■ **Exercise directions**
Extract the listing in its entirety, keeping each line identical to the original.

(Dataset items)
<<<<
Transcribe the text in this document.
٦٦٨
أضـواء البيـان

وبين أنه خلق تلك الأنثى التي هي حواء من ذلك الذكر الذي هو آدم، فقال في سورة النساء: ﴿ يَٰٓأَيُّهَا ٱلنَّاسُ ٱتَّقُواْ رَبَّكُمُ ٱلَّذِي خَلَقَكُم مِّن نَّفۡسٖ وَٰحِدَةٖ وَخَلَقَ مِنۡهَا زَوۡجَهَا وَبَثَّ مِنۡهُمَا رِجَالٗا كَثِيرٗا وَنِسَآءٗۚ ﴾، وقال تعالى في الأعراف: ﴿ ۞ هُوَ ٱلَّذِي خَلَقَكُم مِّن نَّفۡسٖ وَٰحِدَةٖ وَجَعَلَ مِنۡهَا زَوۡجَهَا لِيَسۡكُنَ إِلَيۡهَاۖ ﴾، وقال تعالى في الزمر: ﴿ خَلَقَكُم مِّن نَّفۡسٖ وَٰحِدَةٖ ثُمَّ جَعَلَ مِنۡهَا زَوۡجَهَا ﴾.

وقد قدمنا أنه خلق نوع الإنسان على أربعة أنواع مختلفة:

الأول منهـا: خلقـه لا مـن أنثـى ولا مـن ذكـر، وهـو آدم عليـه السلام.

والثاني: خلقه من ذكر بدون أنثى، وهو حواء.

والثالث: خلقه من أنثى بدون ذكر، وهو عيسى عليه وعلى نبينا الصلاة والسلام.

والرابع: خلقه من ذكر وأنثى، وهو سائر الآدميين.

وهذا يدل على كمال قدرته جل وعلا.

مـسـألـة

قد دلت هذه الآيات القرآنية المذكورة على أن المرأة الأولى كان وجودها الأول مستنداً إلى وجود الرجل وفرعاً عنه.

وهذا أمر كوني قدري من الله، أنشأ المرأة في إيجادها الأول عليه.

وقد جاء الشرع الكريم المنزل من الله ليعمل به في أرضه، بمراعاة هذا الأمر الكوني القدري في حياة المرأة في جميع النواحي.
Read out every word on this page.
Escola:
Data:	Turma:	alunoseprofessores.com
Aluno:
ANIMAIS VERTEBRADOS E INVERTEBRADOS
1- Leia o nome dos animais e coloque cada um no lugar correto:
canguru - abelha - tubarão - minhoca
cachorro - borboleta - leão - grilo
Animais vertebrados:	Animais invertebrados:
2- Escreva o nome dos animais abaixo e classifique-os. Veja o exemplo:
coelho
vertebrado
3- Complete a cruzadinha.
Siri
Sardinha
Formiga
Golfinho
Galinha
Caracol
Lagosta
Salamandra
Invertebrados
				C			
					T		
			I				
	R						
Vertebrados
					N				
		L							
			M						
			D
>>>>
■ **Exercise answer**
Transcribe the text in this document.
٦٦٨
أضـواء البيـان

وبين أنه خلق تلك الأنثى التي هي حواء من ذلك الذكر الذي هو آدم، فقال في سورة النساء: ﴿ يَٰٓأَيُّهَا ٱلنَّاسُ ٱتَّقُواْ رَبَّكُمُ ٱلَّذِي خَلَقَكُم مِّن نَّفۡسٖ وَٰحِدَةٖ وَخَلَقَ مِنۡهَا زَوۡجَهَا وَبَثَّ مِنۡهُمَا رِجَالٗا كَثِيرٗا وَنِسَآءٗۚ ﴾، وقال تعالى في الأعراف: ﴿ ۞ هُوَ ٱلَّذِي خَلَقَكُم مِّن نَّفۡسٖ وَٰحِدَةٖ وَجَعَلَ مِنۡهَا زَوۡجَهَا لِيَسۡكُنَ إِلَيۡهَاۖ ﴾، وقال تعالى في الزمر: ﴿ خَلَقَكُم مِّن نَّفۡسٖ وَٰحِدَةٖ ثُمَّ جَعَلَ مِنۡهَا زَوۡجَهَا ﴾.

وقد قدمنا أنه خلق نوع الإنسان على أربعة أنواع مختلفة:

الأول منهـا: خلقـه لا مـن أنثـى ولا مـن ذكـر، وهـو آدم عليـه السلام.

والثاني: خلقه من ذكر بدون أنثى، وهو حواء.

والثالث: خلقه من أنثى بدون ذكر، وهو عيسى عليه وعلى نبينا الصلاة والسلام.

والرابع: خلقه من ذكر وأنثى، وهو سائر الآدميين.

وهذا يدل على كمال قدرته جل وعلا.

مـسـألـة

قد دلت هذه الآيات القرآنية المذكورة على أن المرأة الأولى كان وجودها الأول مستنداً إلى وجود الرجل وفرعاً عنه.

وهذا أمر كوني قدري من الله، أنشأ المرأة في إيجادها الأول عليه.

وقد جاء الشرع الكريم المنزل من الله ليعمل به في أرضه، بمراعاة هذا الأمر الكوني القدري في حياة المرأة في جميع النواحي.
Read out every word on this page.
Escola:
Data:	Turma:	alunoseprofessores.com
Aluno:
ANIMAIS VERTEBRADOS E INVERTEBRADOS
1- Leia o nome dos animais e coloque cada um no lugar correto:
canguru - abelha - tubarão - minhoca
cachorro - borboleta - leão - grilo
Animais vertebrados:	Animais invertebrados:
2- Escreva o nome dos animais abaixo e classifique-os. Veja o exemplo:
coelho
vertebrado
3- Complete a cruzadinha.
Siri
Sardinha
Formiga
Golfinho
Galinha
Caracol
Lagosta
Salamandra
Invertebrados
				C			
					T		
			I				
	R						
Vertebrados
					N				
		L							
			M						
			D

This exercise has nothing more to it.